Snowdonia with the Glyderau central, the Carneddau (North) and Snowdon Range (South)

The last time I had been on the mountain had been, incredibly, a long eight years earlier (see post #90) when I had gone up from Nant Peris. The thing is, from that direction, Elidir Fawr is a bit of a one-trick pony, but there’s another approach from the Deiniolen side of the mountain – that would do nicely!

The Route, clockwise starting at Talywaen near Deiniolen

I also wanted to make it a photographic trip – I’m very much an Olympus fan, and my regular camera is the E-M5 Mk3, which is weatherproof. The day was looking to be fair though, and the trip wasn’t very long, so I decided to take along my non-weatherproof E-M10 as well, with an ultra-wide lens to save the trouble of constant lens swapping – to give an idea of the width possible, the first image in this post was taken using the E-M10 and the ultra-wide lens. (I’ll put some notes at the end of this post for the camera geeks amongst you)

The road up to Marchlyn Mawr, with Carnedd y Filiast standing above

The route starts with a walk up a road, and as ‘Mist’ and I walked up we were passed by several cyclists on what is a fairly steep climb! The road seems a bit out of place unless you have looked at the map for the area – it’s there to service the reservoir of Marchlyn Mawr. Unlike many Welsh reservoirs that provide water for distant towns (and not all of them in Wales) Marchlyn Mawr is part of a power station.

Carnedd y Filiast (right) with the unnamed top, aka Spot Height 721 metres

Dinorwig power station has become a tourist attraction in its own right, known to the world as ‘Electric Mountain’. Cheap off-peak electricity is used to pump water from Llyn Peris in the valley up to Marchlyn Mawr. When there’s a sudden surge of demand for electricity (tea breaks during important televised football matches are typical) the water can be released to provide almost instant power.

The start of the height gain up to Spot Height 721

Before too long I had left the hardy cyclists behind on the service road and set off up the slopes of an unnamed summit at a height of 721 metres. Although totally unremarkable in many ways, the altitude of 721 metres is above the arbitrary 2000 ft (610 metres) that in the UK designate a hill as being a mountain – poor old 721 might not have a name, but it is the most northerly mountain in the Glyderau Range.

**Provided data:**

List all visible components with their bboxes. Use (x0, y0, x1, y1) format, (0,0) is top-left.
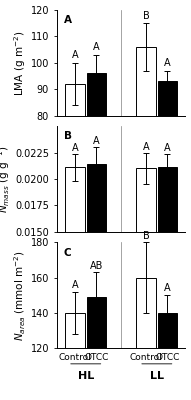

**Aim of the task:** Continue the Elidir Fawr walking account above, starting right after its last sentence about Spot Height 721.

**Exercise result:**
The view across to Elidir Fawr ….

…. and the mountains of the Carneddau on the other side

The northern slope of Carnedd y Filiast seen from Spot Height 721

From Spot Height 721 I had a great view across to my main objective, Elidir Fawr, and in the other direction I had a panorama of the Carneddau Mountains (you really will have to left-click the image to see it properly 😊). Ahead was a bit of a steeper section up to the summit of Carnedd y Filiast (Cairn of the Greyhound Bitch) at 821 metres altitude.

Looking back to Spot Height 721 from the boulder field of Carnedd y Filiast

The Glyderau – Foel Goch and Y Garn nearest, Tryfan and Glyder Fach and Fawr further away

The mountains of the Carneddau still looking very tempting – but not on the menu for today!

Carnedd y Filiast provided even more extensive views. Behind me was Spot Height 721 and a group of young hikers who became my ‘stalkers’ for the next part of the trip – I never succeeded in leaving them behind but they never seemed to get any closer to overtaking me. In the other direction, the Glyderau stretched out in front of me with the Carneddau still present on my left.

Looking back to Carnedd y Filiast, my ‘stalkers’ still following

Looking ahead – Foel Goch and Y Garn ….

…. but I’m heading to Elidir Fawr and Marchlyn Mawr ….

…. so it’s a right turn down to Bwlch y Marchlyn

From Carnedd y Filiast I carried on to the less interesting Mynydd Perfedd (812 metres). Straight ahead was the escarpment of Foel Goch and Y Garn, which manages to look interesting from wherever you look at it, even from the valley bottom at Ogwen. I wasn’t going that way today though – it was time to take a right turn towards Big Elidir.

Approaching the final ridge to Elidir Fawr

The start of the final ascent

Looking back down to Bwlch y Marchlyn ….

20

….and a final view of Foel Goch and Y Garn (Olympus E-M10 with ultra-wide lens)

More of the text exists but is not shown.